GOAL OF THE EXERCISE — Repeat the material verbatim. Images are excluded from the copy.

DATASET EXTRACT —
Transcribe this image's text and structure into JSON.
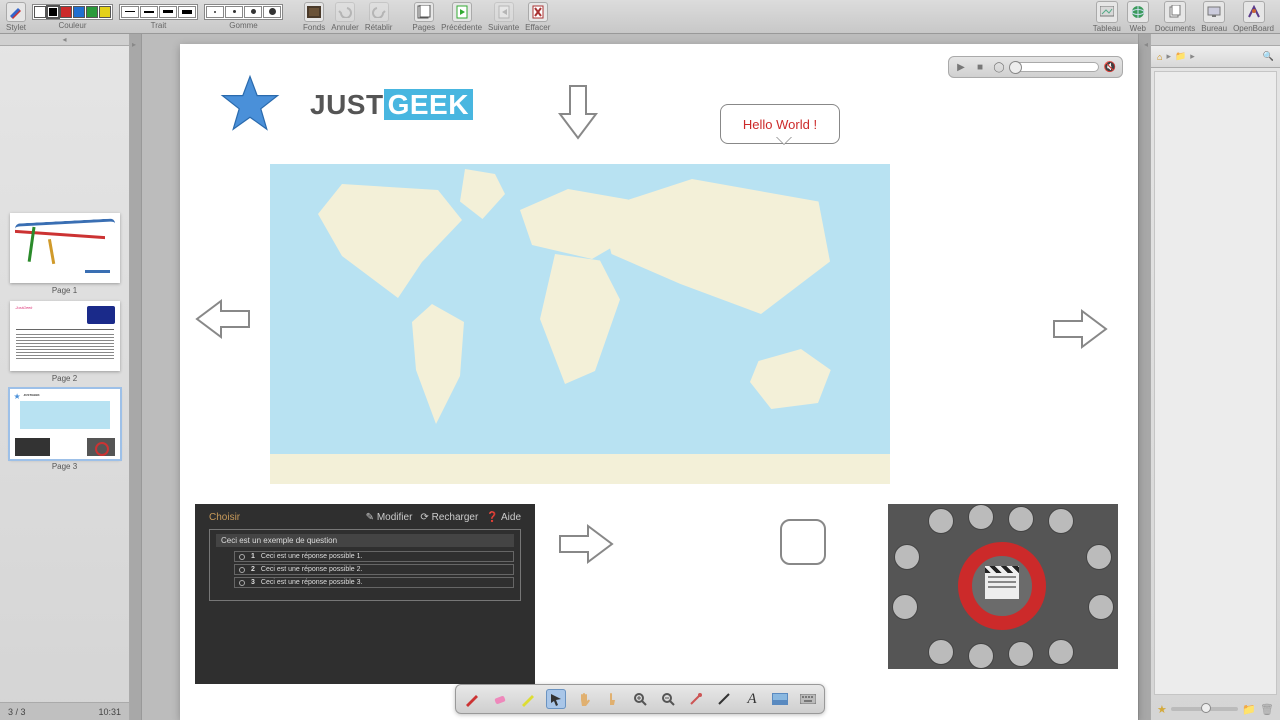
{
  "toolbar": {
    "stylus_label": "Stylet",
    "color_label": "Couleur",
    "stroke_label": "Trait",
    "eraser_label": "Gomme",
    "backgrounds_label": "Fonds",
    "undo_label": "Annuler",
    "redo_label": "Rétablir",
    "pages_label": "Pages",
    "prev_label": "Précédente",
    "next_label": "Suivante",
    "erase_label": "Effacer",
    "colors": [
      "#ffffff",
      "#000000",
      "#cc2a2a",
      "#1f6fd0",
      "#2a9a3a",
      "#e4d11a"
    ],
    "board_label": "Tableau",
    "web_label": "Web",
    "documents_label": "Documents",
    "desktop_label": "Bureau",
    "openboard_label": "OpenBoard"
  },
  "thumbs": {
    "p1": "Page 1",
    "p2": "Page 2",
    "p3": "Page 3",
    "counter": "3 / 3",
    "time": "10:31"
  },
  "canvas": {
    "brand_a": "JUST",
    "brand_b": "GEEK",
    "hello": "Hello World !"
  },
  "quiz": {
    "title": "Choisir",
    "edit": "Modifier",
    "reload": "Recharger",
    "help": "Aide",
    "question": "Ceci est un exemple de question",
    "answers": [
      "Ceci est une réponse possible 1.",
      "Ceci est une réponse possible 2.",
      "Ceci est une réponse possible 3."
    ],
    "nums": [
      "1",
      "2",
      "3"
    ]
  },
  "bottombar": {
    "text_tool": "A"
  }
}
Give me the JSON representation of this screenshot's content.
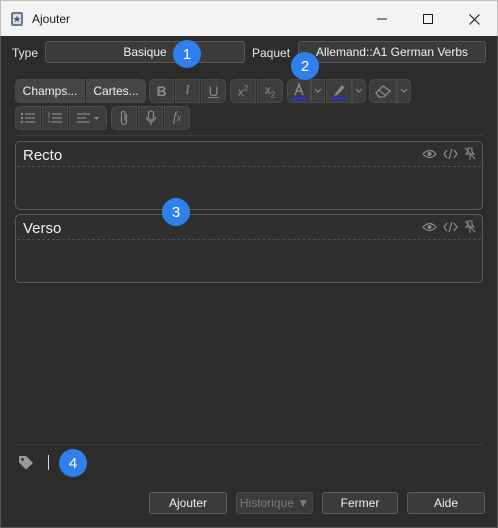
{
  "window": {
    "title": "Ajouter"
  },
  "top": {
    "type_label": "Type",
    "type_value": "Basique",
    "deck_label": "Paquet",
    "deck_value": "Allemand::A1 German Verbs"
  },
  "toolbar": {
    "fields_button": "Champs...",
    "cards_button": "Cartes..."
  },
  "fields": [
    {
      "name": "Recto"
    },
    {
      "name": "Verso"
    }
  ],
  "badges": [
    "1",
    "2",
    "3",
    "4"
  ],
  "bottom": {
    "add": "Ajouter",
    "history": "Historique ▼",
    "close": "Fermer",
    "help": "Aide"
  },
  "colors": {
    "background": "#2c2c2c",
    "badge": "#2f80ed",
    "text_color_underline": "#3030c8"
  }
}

SOLUTION TO THIS PROBLEM —
Transcribe this image's text and structure into JSON.
{
  "toolbar": {
    "stylus_label": "Stylet",
    "color_label": "Couleur",
    "stroke_label": "Trait",
    "eraser_label": "Gomme",
    "backgrounds_label": "Fonds",
    "undo_label": "Annuler",
    "redo_label": "Rétablir",
    "pages_label": "Pages",
    "prev_label": "Précédente",
    "next_label": "Suivante",
    "erase_label": "Effacer",
    "colors": [
      "#ffffff",
      "#000000",
      "#cc2a2a",
      "#1f6fd0",
      "#2a9a3a",
      "#e4d11a"
    ],
    "board_label": "Tableau",
    "web_label": "Web",
    "documents_label": "Documents",
    "desktop_label": "Bureau",
    "openboard_label": "OpenBoard"
  },
  "thumbs": {
    "p1": "Page 1",
    "p2": "Page 2",
    "p3": "Page 3",
    "counter": "3 / 3",
    "time": "10:31"
  },
  "canvas": {
    "brand_a": "JUST",
    "brand_b": "GEEK",
    "hello": "Hello World !"
  },
  "quiz": {
    "title": "Choisir",
    "edit": "Modifier",
    "reload": "Recharger",
    "help": "Aide",
    "question": "Ceci est un exemple de question",
    "answers": [
      "Ceci est une réponse possible 1.",
      "Ceci est une réponse possible 2.",
      "Ceci est une réponse possible 3."
    ],
    "nums": [
      "1",
      "2",
      "3"
    ]
  },
  "bottombar": {
    "text_tool": "A"
  }
}
Give me the JSON representation of this screenshot's content.
{
  "window": {
    "title": "Ajouter"
  },
  "top": {
    "type_label": "Type",
    "type_value": "Basique",
    "deck_label": "Paquet",
    "deck_value": "Allemand::A1 German Verbs"
  },
  "toolbar": {
    "fields_button": "Champs...",
    "cards_button": "Cartes..."
  },
  "fields": [
    {
      "name": "Recto"
    },
    {
      "name": "Verso"
    }
  ],
  "badges": [
    "1",
    "2",
    "3",
    "4"
  ],
  "bottom": {
    "add": "Ajouter",
    "history": "Historique ▼",
    "close": "Fermer",
    "help": "Aide"
  },
  "colors": {
    "background": "#2c2c2c",
    "badge": "#2f80ed",
    "text_color_underline": "#3030c8"
  }
}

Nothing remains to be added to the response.